**Prompt:**
Count every line that holds the string "fixed", then give that number alone.

□ □ □ □ □

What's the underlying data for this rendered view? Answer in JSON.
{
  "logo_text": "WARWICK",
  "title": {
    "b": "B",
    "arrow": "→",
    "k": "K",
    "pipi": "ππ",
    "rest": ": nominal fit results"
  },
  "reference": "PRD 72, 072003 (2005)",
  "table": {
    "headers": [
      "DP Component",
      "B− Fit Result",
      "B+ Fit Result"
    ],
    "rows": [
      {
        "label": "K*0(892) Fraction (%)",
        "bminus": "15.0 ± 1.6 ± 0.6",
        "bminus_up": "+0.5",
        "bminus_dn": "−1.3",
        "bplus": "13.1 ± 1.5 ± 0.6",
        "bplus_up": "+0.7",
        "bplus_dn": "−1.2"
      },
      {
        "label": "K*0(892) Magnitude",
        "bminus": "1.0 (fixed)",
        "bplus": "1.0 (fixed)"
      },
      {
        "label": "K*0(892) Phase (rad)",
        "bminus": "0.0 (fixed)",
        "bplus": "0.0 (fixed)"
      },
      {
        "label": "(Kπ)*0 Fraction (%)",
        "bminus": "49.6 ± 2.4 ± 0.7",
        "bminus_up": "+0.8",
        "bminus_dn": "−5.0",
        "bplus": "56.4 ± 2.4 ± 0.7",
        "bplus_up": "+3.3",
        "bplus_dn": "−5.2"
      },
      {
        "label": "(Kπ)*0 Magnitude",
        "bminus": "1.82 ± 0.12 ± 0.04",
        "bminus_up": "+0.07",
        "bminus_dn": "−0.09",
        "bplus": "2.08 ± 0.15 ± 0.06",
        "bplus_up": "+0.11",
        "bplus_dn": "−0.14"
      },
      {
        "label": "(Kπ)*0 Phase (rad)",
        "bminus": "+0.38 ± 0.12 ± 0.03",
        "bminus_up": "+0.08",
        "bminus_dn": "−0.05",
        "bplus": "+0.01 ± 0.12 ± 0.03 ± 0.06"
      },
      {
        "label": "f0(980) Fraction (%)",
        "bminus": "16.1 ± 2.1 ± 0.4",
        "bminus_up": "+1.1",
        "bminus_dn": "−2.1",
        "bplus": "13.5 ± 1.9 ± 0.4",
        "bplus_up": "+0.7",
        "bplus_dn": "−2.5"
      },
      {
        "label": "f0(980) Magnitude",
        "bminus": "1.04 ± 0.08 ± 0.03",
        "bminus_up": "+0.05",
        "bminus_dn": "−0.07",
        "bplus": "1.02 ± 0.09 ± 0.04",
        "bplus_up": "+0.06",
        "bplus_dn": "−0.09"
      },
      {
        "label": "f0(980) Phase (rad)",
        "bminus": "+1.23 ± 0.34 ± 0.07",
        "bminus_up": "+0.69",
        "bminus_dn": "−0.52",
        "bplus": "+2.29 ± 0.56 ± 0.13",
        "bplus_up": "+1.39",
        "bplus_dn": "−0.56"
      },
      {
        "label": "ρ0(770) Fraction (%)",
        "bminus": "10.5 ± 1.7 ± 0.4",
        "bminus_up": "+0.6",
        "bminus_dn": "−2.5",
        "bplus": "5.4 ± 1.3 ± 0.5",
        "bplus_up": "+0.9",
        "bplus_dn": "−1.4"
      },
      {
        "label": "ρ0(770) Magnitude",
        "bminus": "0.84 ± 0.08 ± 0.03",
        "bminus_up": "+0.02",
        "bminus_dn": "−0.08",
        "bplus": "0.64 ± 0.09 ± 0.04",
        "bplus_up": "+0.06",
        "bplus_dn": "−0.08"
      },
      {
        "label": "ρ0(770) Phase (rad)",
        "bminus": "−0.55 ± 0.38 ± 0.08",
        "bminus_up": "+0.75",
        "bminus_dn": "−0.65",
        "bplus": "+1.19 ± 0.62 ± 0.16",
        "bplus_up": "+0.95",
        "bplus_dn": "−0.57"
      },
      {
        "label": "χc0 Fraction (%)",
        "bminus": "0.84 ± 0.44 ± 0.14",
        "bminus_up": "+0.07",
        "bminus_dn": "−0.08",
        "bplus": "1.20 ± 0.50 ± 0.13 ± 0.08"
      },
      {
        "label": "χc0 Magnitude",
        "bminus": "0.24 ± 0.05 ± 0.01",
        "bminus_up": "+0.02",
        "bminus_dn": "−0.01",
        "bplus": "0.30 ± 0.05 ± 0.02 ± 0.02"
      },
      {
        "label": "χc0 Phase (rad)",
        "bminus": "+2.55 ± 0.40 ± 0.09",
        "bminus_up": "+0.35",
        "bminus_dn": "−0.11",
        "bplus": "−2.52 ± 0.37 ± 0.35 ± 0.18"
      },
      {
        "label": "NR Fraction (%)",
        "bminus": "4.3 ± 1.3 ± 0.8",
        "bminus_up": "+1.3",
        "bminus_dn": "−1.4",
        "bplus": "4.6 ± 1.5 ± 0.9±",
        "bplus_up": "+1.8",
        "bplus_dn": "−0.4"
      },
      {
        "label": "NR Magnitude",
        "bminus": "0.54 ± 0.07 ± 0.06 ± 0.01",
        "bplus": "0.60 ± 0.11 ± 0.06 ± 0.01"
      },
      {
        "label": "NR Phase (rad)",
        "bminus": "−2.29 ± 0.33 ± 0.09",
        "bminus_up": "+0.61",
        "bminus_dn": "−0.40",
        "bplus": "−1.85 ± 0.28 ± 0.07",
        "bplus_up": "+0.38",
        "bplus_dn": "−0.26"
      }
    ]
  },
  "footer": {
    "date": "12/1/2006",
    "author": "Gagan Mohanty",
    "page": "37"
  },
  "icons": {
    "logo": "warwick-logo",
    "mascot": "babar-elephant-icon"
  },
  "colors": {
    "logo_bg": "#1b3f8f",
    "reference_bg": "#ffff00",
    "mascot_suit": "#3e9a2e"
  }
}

□ □ □ □ □

**Result of this task:**
4